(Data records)

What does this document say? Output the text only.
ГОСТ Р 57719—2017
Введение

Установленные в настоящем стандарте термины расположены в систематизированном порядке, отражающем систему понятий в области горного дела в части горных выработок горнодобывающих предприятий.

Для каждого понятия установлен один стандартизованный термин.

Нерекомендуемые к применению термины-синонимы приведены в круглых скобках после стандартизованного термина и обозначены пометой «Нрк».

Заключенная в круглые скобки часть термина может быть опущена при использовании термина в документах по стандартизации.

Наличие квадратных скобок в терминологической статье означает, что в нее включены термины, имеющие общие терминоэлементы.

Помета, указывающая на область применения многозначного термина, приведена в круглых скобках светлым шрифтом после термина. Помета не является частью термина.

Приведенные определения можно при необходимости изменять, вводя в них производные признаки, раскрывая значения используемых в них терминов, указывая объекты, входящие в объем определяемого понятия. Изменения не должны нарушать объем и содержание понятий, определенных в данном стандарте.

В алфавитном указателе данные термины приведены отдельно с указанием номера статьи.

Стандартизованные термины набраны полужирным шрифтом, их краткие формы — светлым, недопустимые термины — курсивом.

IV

*BRIEF:* Retype every record above exactly as written.

*ANSWER TO THIS PROBLEM:*
What does this document say? Output the text only.
ГОСТ Р 57719—2017
Введение

Установленные в настоящем стандарте термины расположены в систематизированном порядке, отражающем систему понятий в области горного дела в части горных выработок горнодобывающих предприятий.

Для каждого понятия установлен один стандартизованный термин.

Нерекомендуемые к применению термины-синонимы приведены в круглых скобках после стандартизованного термина и обозначены пометой «Нрк».

Заключенная в круглые скобки часть термина может быть опущена при использовании термина в документах по стандартизации.

Наличие квадратных скобок в терминологической статье означает, что в нее включены термины, имеющие общие терминоэлементы.

Помета, указывающая на область применения многозначного термина, приведена в круглых скобках светлым шрифтом после термина. Помета не является частью термина.

Приведенные определения можно при необходимости изменять, вводя в них производные признаки, раскрывая значения используемых в них терминов, указывая объекты, входящие в объем определяемого понятия. Изменения не должны нарушать объем и содержание понятий, определенных в данном стандарте.

В алфавитном указателе данные термины приведены отдельно с указанием номера статьи.

Стандартизованные термины набраны полужирным шрифтом, их краткие формы — светлым, недопустимые термины — курсивом.

IV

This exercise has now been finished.